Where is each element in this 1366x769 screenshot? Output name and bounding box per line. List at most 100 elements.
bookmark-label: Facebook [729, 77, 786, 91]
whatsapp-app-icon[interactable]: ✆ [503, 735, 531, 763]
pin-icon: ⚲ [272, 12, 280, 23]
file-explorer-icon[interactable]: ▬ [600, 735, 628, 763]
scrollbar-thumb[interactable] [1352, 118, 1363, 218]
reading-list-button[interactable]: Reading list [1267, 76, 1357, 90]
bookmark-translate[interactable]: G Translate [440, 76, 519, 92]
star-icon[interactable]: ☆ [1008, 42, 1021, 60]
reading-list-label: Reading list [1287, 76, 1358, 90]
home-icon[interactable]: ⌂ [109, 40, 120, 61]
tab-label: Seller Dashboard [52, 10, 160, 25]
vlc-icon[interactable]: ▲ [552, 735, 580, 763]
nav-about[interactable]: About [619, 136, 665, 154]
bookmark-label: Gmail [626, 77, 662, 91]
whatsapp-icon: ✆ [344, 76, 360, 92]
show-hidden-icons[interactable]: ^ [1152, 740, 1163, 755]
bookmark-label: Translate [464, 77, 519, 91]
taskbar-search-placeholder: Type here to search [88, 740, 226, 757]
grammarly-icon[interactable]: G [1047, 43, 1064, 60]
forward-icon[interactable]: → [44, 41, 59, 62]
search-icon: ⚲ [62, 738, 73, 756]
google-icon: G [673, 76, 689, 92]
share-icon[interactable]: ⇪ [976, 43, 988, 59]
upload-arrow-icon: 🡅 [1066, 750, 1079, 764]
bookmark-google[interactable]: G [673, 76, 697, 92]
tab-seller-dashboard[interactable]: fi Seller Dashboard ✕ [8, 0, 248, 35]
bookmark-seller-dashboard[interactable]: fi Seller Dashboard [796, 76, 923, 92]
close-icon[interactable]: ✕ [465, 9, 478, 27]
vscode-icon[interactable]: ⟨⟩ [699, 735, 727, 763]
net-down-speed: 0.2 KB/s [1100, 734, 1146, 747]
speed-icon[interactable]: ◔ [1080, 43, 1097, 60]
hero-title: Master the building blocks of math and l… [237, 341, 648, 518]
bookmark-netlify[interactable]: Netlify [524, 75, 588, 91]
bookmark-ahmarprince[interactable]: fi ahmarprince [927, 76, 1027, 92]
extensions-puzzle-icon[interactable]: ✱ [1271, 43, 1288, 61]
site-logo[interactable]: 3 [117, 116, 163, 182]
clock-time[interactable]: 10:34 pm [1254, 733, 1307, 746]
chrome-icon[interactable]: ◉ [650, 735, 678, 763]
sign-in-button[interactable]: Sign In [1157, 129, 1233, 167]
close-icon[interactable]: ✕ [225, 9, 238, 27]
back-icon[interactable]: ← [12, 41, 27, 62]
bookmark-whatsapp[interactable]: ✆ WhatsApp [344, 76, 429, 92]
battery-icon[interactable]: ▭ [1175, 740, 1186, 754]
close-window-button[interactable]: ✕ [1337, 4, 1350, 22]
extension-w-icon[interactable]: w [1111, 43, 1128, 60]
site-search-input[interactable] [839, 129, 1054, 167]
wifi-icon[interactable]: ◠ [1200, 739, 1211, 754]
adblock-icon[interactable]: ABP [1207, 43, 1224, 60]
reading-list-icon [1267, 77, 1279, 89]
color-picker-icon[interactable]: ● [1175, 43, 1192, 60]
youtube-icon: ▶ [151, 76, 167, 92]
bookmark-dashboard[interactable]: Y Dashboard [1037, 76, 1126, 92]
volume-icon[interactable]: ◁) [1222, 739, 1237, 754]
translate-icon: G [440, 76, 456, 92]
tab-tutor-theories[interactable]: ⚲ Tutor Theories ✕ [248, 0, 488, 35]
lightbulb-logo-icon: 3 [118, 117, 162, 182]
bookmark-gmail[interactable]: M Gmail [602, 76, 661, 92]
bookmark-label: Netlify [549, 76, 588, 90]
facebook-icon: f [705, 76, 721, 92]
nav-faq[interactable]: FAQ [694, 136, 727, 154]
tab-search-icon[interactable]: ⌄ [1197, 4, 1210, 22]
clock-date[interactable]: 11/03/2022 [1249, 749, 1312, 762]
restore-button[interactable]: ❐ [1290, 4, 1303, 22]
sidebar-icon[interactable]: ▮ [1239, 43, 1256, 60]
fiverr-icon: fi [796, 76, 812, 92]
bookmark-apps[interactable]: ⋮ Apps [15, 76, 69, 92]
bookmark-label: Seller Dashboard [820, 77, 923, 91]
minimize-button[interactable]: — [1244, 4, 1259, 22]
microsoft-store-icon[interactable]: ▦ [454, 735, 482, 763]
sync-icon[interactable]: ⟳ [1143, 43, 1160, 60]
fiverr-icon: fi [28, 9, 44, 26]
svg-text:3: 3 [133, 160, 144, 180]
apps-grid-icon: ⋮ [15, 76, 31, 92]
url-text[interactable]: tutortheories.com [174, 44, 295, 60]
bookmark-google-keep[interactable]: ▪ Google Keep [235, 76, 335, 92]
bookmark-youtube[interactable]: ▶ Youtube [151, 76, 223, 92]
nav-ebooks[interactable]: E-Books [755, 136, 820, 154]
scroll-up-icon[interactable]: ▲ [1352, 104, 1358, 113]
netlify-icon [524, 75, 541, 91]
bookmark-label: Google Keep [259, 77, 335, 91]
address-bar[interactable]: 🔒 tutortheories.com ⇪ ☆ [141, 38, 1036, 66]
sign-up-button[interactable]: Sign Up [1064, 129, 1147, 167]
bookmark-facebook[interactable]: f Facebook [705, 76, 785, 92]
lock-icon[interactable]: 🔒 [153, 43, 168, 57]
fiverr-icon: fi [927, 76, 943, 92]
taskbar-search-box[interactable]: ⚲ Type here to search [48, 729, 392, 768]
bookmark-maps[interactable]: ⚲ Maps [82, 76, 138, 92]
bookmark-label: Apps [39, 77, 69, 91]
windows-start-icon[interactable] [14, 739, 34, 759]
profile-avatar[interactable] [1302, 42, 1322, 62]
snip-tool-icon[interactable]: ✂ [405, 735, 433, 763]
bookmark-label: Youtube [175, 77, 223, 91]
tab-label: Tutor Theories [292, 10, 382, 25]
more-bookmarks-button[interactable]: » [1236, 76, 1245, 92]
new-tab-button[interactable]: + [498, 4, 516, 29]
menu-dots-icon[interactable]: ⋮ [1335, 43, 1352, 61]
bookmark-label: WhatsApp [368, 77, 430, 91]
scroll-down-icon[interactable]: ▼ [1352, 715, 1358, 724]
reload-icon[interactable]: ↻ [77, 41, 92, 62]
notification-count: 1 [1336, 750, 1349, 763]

★ ★ ★ ★ ★ ★ ★

BRIEF
Can you copy the entire listing above line for line, with no changes?

TASK RESPONSE
Where is each element in this 1366x769 screenshot? Output name and bounding box per line. List at most 100 elements.
bookmark-label: Facebook [729, 77, 786, 91]
whatsapp-app-icon[interactable]: ✆ [503, 735, 531, 763]
pin-icon: ⚲ [272, 12, 280, 23]
file-explorer-icon[interactable]: ▬ [600, 735, 628, 763]
scrollbar-thumb[interactable] [1352, 118, 1363, 218]
reading-list-button[interactable]: Reading list [1267, 76, 1357, 90]
bookmark-translate[interactable]: G Translate [440, 76, 519, 92]
star-icon[interactable]: ☆ [1008, 42, 1021, 60]
reading-list-label: Reading list [1287, 76, 1358, 90]
home-icon[interactable]: ⌂ [109, 40, 120, 61]
tab-label: Seller Dashboard [52, 10, 160, 25]
vlc-icon[interactable]: ▲ [552, 735, 580, 763]
nav-about[interactable]: About [619, 136, 665, 154]
bookmark-label: Gmail [626, 77, 662, 91]
whatsapp-icon: ✆ [344, 76, 360, 92]
show-hidden-icons[interactable]: ^ [1152, 740, 1163, 755]
bookmark-label: Translate [464, 77, 519, 91]
taskbar-search-placeholder: Type here to search [88, 740, 226, 757]
grammarly-icon[interactable]: G [1047, 43, 1064, 60]
forward-icon[interactable]: → [44, 41, 59, 62]
search-icon: ⚲ [62, 738, 73, 756]
google-icon: G [673, 76, 689, 92]
share-icon[interactable]: ⇪ [976, 43, 988, 59]
upload-arrow-icon: 🡅 [1066, 750, 1079, 764]
bookmark-google[interactable]: G [673, 76, 697, 92]
tab-seller-dashboard[interactable]: fi Seller Dashboard ✕ [8, 0, 248, 35]
bookmark-seller-dashboard[interactable]: fi Seller Dashboard [796, 76, 923, 92]
close-icon[interactable]: ✕ [465, 9, 478, 27]
vscode-icon[interactable]: ⟨⟩ [699, 735, 727, 763]
net-down-speed: 0.2 KB/s [1100, 734, 1146, 747]
speed-icon[interactable]: ◔ [1080, 43, 1097, 60]
hero-title: Master the building blocks of math and l… [237, 341, 648, 518]
bookmark-netlify[interactable]: Netlify [524, 75, 588, 91]
bookmark-ahmarprince[interactable]: fi ahmarprince [927, 76, 1027, 92]
extensions-puzzle-icon[interactable]: ✱ [1271, 43, 1288, 61]
site-logo[interactable]: 3 [117, 116, 163, 182]
clock-time[interactable]: 10:34 pm [1254, 733, 1307, 746]
chrome-icon[interactable]: ◉ [650, 735, 678, 763]
sign-in-button[interactable]: Sign In [1157, 129, 1233, 167]
close-icon[interactable]: ✕ [225, 9, 238, 27]
back-icon[interactable]: ← [12, 41, 27, 62]
bookmark-whatsapp[interactable]: ✆ WhatsApp [344, 76, 429, 92]
battery-icon[interactable]: ▭ [1175, 740, 1186, 754]
close-window-button[interactable]: ✕ [1337, 4, 1350, 22]
extension-w-icon[interactable]: w [1111, 43, 1128, 60]
site-search-input[interactable] [839, 129, 1054, 167]
wifi-icon[interactable]: ◠ [1200, 739, 1211, 754]
adblock-icon[interactable]: ABP [1207, 43, 1224, 60]
reading-list-icon [1267, 77, 1279, 89]
color-picker-icon[interactable]: ● [1175, 43, 1192, 60]
youtube-icon: ▶ [151, 76, 167, 92]
bookmark-dashboard[interactable]: Y Dashboard [1037, 76, 1126, 92]
volume-icon[interactable]: ◁) [1222, 739, 1237, 754]
translate-icon: G [440, 76, 456, 92]
tab-tutor-theories[interactable]: ⚲ Tutor Theories ✕ [248, 0, 488, 35]
lightbulb-logo-icon: 3 [118, 117, 162, 182]
bookmark-gmail[interactable]: M Gmail [602, 76, 661, 92]
bookmark-label: Netlify [549, 76, 588, 90]
facebook-icon: f [705, 76, 721, 92]
nav-faq[interactable]: FAQ [694, 136, 727, 154]
tab-search-icon[interactable]: ⌄ [1197, 4, 1210, 22]
clock-date[interactable]: 11/03/2022 [1249, 749, 1312, 762]
restore-button[interactable]: ❐ [1290, 4, 1303, 22]
sidebar-icon[interactable]: ▮ [1239, 43, 1256, 60]
fiverr-icon: fi [796, 76, 812, 92]
bookmark-apps[interactable]: ⋮ Apps [15, 76, 69, 92]
bookmark-label: Seller Dashboard [820, 77, 923, 91]
minimize-button[interactable]: — [1244, 4, 1259, 22]
microsoft-store-icon[interactable]: ▦ [454, 735, 482, 763]
sync-icon[interactable]: ⟳ [1143, 43, 1160, 60]
fiverr-icon: fi [28, 9, 44, 26]
svg-text:3: 3 [133, 160, 144, 180]
apps-grid-icon: ⋮ [15, 76, 31, 92]
url-text[interactable]: tutortheories.com [174, 44, 295, 60]
bookmark-google-keep[interactable]: ▪ Google Keep [235, 76, 335, 92]
bookmark-youtube[interactable]: ▶ Youtube [151, 76, 223, 92]
nav-ebooks[interactable]: E-Books [755, 136, 820, 154]
scroll-up-icon[interactable]: ▲ [1352, 104, 1358, 113]
netlify-icon [524, 75, 541, 91]
bookmark-label: Google Keep [259, 77, 335, 91]
address-bar[interactable]: 🔒 tutortheories.com ⇪ ☆ [141, 38, 1036, 66]
sign-up-button[interactable]: Sign Up [1064, 129, 1147, 167]
bookmark-facebook[interactable]: f Facebook [705, 76, 785, 92]
lock-icon[interactable]: 🔒 [153, 43, 168, 57]
fiverr-icon: fi [927, 76, 943, 92]
taskbar-search-box[interactable]: ⚲ Type here to search [48, 729, 392, 768]
bookmark-maps[interactable]: ⚲ Maps [82, 76, 138, 92]
bookmark-label: Apps [39, 77, 69, 91]
windows-start-icon[interactable] [14, 739, 34, 759]
profile-avatar[interactable] [1302, 42, 1322, 62]
snip-tool-icon[interactable]: ✂ [405, 735, 433, 763]
bookmark-label: Youtube [175, 77, 223, 91]
tab-label: Tutor Theories [292, 10, 382, 25]
more-bookmarks-button[interactable]: » [1236, 76, 1245, 92]
new-tab-button[interactable]: + [498, 4, 516, 29]
menu-dots-icon[interactable]: ⋮ [1335, 43, 1352, 61]
bookmark-label: WhatsApp [368, 77, 430, 91]
scroll-down-icon[interactable]: ▼ [1352, 715, 1358, 724]
reload-icon[interactable]: ↻ [77, 41, 92, 62]
notification-count: 1 [1336, 750, 1349, 763]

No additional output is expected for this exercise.